# [DATA]
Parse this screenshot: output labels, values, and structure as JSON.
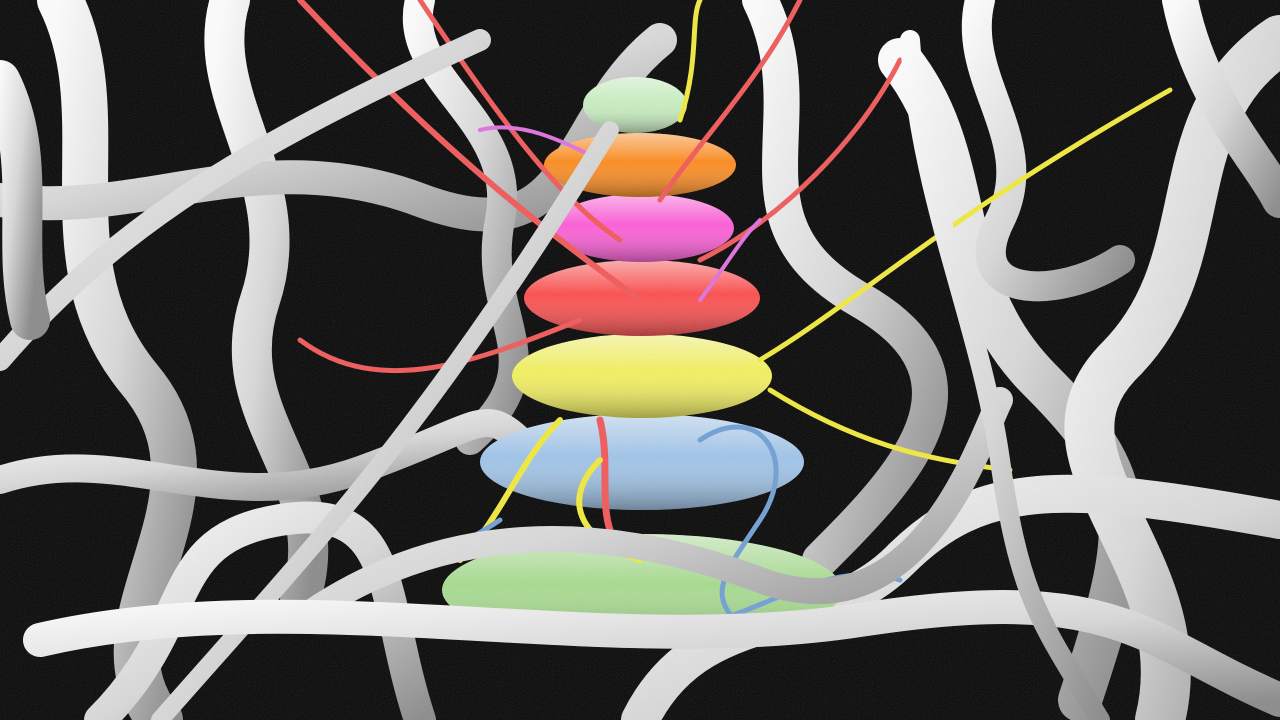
{
  "scene": {
    "background": "#050505",
    "ring_stack": [
      {
        "name": "mint-ring",
        "color": "#c8f0c0"
      },
      {
        "name": "orange-ring",
        "color": "#ff8a1a"
      },
      {
        "name": "pink-ring",
        "color": "#ff5ad8"
      },
      {
        "name": "red-ring",
        "color": "#ff4a4a"
      },
      {
        "name": "yellow-ring",
        "color": "#f4f25a"
      },
      {
        "name": "blue-ring",
        "color": "#9ec4ea"
      },
      {
        "name": "green-ring",
        "color": "#a6dc8e"
      }
    ],
    "tendril_colors": {
      "red": "#f25757",
      "yellow": "#f2ea3c",
      "blue": "#6f9fd6",
      "pink": "#e070e0"
    },
    "white_tube_color": "#e6e6e6"
  }
}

# [DIRECTIONS FOR THIS TASK]
Copy out every line of the material above exactly, skipping the pictures.

# [EXERCISE RESULT]
Parse this screenshot: output labels, values, and structure as JSON.
{
  "scene": {
    "background": "#050505",
    "ring_stack": [
      {
        "name": "mint-ring",
        "color": "#c8f0c0"
      },
      {
        "name": "orange-ring",
        "color": "#ff8a1a"
      },
      {
        "name": "pink-ring",
        "color": "#ff5ad8"
      },
      {
        "name": "red-ring",
        "color": "#ff4a4a"
      },
      {
        "name": "yellow-ring",
        "color": "#f4f25a"
      },
      {
        "name": "blue-ring",
        "color": "#9ec4ea"
      },
      {
        "name": "green-ring",
        "color": "#a6dc8e"
      }
    ],
    "tendril_colors": {
      "red": "#f25757",
      "yellow": "#f2ea3c",
      "blue": "#6f9fd6",
      "pink": "#e070e0"
    },
    "white_tube_color": "#e6e6e6"
  }
}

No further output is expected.